(Records excerpted from a collection)
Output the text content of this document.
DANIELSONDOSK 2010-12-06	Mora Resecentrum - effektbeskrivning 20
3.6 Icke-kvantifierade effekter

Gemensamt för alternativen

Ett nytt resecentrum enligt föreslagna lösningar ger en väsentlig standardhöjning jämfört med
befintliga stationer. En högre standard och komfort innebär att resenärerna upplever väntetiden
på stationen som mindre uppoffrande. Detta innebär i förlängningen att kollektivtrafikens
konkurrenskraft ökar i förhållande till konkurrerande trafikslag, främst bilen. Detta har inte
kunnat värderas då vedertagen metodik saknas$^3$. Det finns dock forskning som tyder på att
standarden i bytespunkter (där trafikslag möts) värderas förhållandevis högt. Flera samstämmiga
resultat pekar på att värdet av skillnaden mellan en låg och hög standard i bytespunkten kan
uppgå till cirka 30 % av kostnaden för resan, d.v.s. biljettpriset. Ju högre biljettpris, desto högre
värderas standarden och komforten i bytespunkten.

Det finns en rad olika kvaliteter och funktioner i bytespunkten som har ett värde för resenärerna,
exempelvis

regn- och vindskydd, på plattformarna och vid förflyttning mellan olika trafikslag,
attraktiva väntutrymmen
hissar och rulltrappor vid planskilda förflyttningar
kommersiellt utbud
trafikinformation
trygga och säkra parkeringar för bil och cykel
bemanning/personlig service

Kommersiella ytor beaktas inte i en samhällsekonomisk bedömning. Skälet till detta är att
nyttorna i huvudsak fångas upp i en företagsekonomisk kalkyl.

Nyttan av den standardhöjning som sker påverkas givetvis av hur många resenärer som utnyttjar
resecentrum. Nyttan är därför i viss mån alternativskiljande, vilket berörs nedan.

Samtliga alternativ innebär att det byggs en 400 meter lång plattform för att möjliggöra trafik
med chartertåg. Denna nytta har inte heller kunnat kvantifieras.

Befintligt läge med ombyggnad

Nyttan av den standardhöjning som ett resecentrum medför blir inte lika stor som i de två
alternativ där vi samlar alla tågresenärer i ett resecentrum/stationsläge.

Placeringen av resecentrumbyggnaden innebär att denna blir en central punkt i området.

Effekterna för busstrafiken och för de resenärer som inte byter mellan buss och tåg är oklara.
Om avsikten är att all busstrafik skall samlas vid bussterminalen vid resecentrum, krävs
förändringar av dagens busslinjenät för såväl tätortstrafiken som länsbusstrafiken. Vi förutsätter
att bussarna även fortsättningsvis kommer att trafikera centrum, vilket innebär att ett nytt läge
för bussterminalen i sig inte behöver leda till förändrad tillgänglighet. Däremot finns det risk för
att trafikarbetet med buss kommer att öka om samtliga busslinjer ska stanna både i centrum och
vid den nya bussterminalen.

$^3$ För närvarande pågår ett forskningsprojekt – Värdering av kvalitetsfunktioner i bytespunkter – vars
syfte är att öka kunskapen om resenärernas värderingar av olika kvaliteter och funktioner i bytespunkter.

• Task requirements
Tally the lines of the records holding the word "högre", then give only the resulting number.

• Result below
2